◆ **EXERCISE**:
List the lines of this listing that hold the word "Mesure".

◆ **DATASET ROWS**:
+++++
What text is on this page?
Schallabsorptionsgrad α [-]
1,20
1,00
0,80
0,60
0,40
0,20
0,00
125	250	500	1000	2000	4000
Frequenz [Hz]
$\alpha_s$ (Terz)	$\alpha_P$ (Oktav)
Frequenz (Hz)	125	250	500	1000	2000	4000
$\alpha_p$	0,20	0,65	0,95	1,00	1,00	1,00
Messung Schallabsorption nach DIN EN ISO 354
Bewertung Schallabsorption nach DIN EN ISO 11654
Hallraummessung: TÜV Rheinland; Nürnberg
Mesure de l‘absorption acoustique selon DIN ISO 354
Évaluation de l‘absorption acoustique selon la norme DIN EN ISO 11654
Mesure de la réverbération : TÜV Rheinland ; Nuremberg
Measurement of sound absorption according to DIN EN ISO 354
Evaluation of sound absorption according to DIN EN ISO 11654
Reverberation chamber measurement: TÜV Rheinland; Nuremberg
+++++
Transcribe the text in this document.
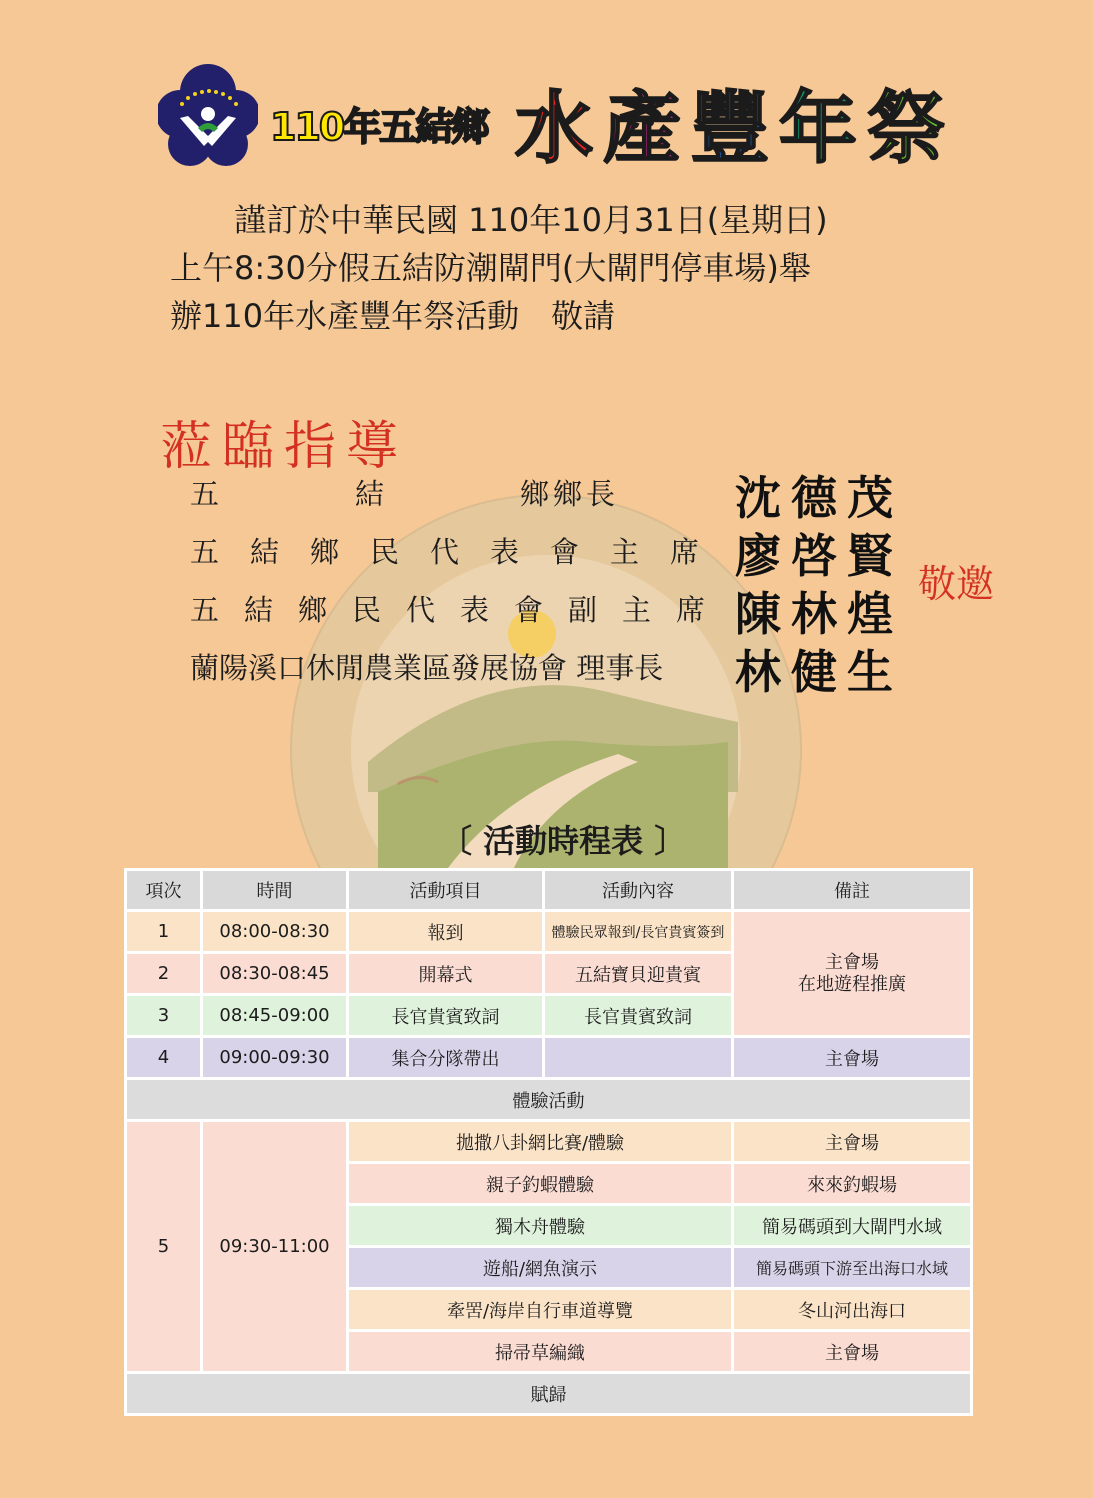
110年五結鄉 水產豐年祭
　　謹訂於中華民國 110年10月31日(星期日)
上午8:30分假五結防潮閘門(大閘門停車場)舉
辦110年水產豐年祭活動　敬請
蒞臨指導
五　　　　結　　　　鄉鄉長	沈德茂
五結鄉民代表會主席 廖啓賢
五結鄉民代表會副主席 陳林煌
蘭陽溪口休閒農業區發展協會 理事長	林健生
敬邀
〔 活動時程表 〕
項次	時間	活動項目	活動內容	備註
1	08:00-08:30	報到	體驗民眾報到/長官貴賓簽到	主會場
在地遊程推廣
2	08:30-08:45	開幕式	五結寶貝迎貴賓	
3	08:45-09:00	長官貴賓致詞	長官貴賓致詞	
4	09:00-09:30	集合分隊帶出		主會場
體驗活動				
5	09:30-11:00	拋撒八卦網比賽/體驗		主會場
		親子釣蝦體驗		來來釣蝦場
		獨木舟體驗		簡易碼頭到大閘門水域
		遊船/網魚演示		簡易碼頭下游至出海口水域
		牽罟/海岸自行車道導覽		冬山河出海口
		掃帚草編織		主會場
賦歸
+++++
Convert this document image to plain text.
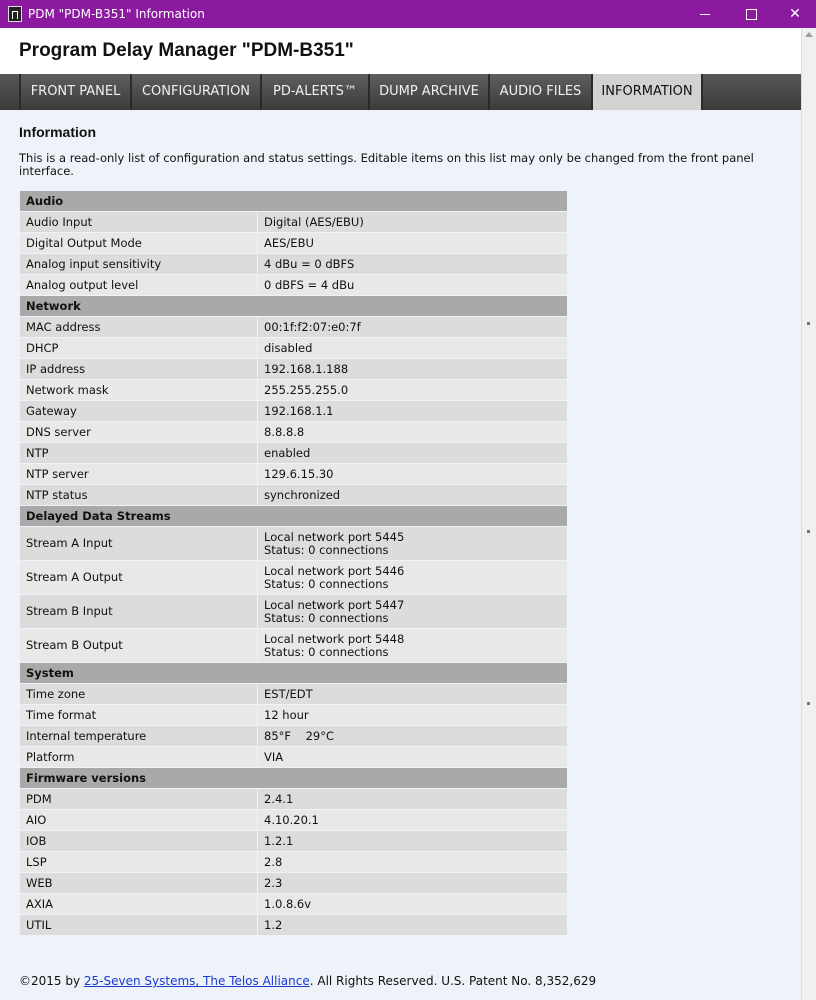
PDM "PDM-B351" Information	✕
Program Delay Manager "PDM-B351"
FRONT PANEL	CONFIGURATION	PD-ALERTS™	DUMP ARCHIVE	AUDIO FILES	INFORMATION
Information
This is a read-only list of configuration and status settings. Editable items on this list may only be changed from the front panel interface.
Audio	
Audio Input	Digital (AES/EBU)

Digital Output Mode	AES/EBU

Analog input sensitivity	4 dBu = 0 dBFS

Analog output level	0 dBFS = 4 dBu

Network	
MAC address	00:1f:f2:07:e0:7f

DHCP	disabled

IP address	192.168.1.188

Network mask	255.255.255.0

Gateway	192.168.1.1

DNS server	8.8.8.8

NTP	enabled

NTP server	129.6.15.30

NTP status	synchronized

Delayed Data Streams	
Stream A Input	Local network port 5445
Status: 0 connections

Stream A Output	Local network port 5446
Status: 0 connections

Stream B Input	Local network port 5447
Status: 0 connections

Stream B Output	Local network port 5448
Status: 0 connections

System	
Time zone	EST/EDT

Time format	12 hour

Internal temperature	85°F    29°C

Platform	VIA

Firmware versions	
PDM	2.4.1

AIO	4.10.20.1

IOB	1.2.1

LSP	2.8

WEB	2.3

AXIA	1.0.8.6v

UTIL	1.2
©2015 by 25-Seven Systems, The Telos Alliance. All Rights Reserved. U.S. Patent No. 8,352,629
+++++
◆ **WRITTEN SOLUTION**:
Mesure de l‘absorption acoustique selon DIN ISO 354
Mesure de la réverbération : TÜV Rheinland ; Nuremberg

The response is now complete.